SET EXERCISE
Repeat the material in full. Keep every line exactly as it is.
--------------------------------
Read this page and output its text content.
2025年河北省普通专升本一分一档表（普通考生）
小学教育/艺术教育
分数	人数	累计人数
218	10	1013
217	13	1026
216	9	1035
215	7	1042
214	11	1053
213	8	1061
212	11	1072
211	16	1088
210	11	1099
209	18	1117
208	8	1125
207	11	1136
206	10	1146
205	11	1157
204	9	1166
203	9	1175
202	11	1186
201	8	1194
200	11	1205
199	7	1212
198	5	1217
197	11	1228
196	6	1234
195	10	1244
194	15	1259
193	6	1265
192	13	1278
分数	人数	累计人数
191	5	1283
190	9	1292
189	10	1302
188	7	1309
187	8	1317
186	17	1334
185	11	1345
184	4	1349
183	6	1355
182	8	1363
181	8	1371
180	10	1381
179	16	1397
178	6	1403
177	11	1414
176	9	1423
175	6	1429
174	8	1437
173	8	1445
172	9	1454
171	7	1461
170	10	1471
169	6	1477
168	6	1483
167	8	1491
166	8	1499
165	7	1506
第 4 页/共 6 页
--------------------------------
EXPECTED ANSWER
Read this page and output its text content.
2025年河北省普通专升本一分一档表（普通考生）
小学教育/艺术教育
分数	人数	累计人数
218	10	1013
217	13	1026
216	9	1035
215	7	1042
214	11	1053
213	8	1061
212	11	1072
211	16	1088
210	11	1099
209	18	1117
208	8	1125
207	11	1136
206	10	1146
205	11	1157
204	9	1166
203	9	1175
202	11	1186
201	8	1194
200	11	1205
199	7	1212
198	5	1217
197	11	1228
196	6	1234
195	10	1244
194	15	1259
193	6	1265
192	13	1278
分数	人数	累计人数
191	5	1283
190	9	1292
189	10	1302
188	7	1309
187	8	1317
186	17	1334
185	11	1345
184	4	1349
183	6	1355
182	8	1363
181	8	1371
180	10	1381
179	16	1397
178	6	1403
177	11	1414
176	9	1423
175	6	1429
174	8	1437
173	8	1445
172	9	1454
171	7	1461
170	10	1471
169	6	1477
168	6	1483
167	8	1491
166	8	1499
165	7	1506
第 4 页/共 6 页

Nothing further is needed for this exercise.